> [What is required]: Which lines hold the word "term"? Copy each one.

-- start Data to use --

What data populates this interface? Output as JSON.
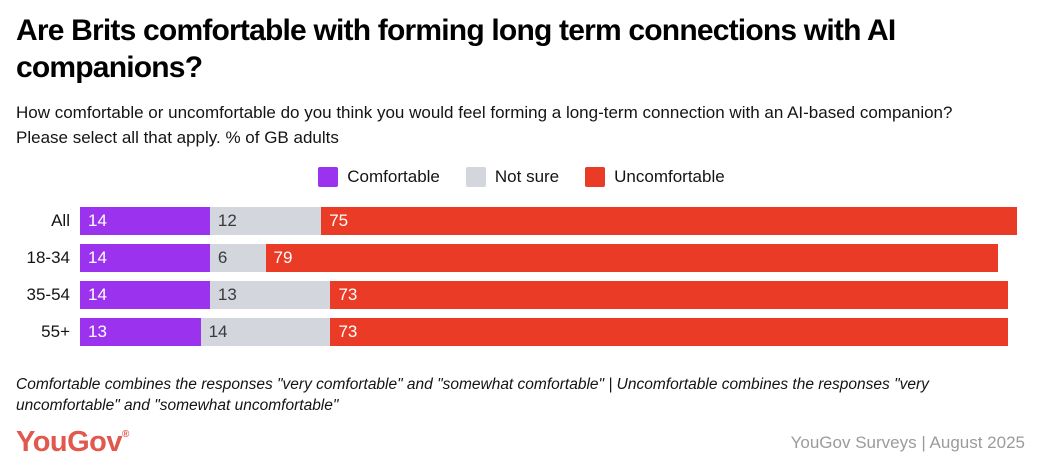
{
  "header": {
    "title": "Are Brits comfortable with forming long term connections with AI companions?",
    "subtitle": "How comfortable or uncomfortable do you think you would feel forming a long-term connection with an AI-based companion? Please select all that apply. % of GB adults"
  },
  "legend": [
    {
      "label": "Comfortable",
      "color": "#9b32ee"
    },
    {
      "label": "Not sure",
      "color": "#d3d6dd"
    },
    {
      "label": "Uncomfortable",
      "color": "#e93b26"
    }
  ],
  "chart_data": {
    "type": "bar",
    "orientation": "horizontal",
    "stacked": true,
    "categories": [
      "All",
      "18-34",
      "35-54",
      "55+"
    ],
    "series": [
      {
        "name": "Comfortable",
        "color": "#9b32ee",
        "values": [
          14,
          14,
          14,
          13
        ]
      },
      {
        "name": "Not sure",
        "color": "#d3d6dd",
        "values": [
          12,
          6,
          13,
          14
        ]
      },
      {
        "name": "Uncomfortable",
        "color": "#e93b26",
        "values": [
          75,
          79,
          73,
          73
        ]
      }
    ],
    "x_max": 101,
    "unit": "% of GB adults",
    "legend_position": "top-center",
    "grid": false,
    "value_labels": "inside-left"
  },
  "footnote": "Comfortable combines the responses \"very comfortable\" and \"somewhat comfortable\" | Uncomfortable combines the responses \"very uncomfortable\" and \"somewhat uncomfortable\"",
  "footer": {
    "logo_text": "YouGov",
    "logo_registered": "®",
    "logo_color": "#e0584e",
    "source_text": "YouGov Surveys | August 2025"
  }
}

-- end Data to use --
-- start Data to use --

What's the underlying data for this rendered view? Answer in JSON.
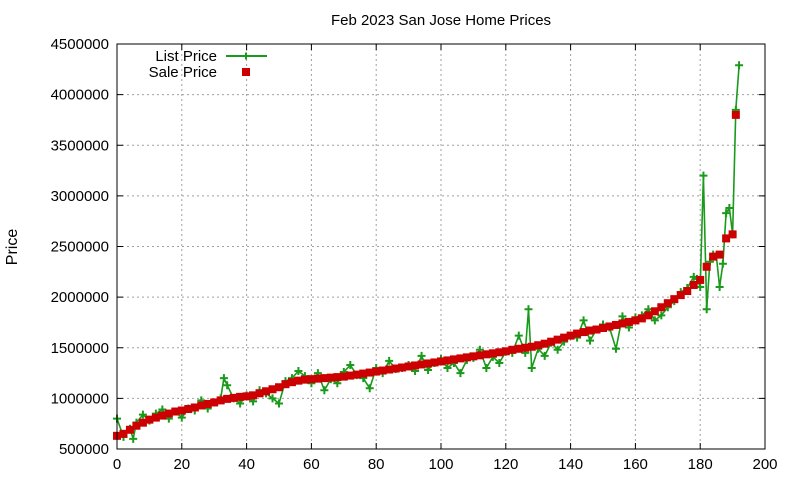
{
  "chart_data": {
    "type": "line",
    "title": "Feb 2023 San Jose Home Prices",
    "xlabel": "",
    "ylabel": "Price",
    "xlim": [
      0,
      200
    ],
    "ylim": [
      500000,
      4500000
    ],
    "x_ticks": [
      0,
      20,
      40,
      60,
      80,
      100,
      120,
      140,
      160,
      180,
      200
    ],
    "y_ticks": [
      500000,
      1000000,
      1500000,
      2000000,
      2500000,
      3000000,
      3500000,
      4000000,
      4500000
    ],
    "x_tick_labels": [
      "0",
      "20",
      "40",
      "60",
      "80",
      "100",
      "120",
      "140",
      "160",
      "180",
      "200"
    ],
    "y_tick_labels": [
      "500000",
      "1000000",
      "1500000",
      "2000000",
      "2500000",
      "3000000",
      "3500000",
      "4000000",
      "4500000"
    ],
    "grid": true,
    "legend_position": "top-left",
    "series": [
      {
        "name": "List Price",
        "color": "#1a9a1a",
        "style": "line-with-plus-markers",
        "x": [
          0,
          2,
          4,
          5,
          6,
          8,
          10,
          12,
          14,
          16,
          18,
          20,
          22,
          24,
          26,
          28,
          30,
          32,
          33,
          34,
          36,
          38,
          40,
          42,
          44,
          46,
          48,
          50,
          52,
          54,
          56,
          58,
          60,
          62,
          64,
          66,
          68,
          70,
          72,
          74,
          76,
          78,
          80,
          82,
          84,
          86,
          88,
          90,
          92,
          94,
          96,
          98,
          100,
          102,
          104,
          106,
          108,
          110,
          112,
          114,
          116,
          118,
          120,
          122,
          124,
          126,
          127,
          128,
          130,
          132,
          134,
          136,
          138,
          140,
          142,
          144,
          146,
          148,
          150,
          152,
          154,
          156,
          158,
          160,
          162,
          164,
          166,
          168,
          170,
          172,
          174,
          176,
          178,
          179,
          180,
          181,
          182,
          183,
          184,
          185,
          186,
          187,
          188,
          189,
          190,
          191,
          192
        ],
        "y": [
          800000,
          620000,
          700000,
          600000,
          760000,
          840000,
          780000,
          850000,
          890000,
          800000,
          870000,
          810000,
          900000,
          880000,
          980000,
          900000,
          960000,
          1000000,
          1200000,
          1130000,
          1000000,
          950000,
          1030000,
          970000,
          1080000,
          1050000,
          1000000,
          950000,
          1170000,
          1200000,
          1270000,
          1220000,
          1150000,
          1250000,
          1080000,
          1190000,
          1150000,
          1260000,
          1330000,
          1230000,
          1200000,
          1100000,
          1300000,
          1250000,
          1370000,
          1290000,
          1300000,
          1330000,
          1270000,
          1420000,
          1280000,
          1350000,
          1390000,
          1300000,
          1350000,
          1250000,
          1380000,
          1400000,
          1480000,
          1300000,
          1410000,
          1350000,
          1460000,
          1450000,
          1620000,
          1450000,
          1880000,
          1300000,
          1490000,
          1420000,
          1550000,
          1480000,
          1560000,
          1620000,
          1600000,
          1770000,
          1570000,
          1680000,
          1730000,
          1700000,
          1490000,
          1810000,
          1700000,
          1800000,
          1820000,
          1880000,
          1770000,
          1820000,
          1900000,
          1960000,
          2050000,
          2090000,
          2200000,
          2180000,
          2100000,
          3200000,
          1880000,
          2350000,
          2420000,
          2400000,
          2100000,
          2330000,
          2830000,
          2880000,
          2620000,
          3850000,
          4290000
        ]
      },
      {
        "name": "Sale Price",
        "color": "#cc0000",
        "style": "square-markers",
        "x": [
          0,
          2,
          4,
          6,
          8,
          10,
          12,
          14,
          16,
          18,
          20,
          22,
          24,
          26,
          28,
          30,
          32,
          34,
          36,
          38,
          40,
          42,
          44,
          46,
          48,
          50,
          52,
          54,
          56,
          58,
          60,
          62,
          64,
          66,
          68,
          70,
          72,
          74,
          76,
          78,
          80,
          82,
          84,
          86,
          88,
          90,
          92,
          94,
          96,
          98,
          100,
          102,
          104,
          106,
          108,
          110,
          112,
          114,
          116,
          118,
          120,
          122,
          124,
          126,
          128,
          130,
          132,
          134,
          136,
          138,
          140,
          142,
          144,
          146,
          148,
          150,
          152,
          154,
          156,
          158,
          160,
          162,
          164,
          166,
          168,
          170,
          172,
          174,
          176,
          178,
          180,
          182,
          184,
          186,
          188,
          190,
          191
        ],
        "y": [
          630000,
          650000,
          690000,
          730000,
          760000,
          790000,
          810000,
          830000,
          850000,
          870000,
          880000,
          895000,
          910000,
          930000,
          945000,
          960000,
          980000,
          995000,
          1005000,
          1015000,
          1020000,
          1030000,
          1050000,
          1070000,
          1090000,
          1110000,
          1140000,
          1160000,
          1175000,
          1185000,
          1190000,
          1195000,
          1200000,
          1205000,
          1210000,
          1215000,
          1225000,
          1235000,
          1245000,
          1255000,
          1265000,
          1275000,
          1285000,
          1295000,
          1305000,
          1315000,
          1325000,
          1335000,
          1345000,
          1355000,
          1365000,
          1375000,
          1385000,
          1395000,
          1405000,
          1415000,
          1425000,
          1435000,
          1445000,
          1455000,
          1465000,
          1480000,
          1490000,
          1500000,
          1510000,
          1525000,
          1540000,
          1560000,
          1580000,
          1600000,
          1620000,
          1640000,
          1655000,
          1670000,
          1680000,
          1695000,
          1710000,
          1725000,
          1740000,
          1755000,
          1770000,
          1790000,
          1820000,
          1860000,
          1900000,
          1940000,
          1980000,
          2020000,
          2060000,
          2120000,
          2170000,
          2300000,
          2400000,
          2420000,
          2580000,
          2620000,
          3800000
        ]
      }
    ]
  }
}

-- end Data to use --

> [Worked solution]:
    "title": "Are Brits comfortable with forming long term connections with AI companions?",
    "subtitle": "How comfortable or uncomfortable do you think you would feel forming a long-term connection with an AI-based companion? Please select all that apply. % of GB adults"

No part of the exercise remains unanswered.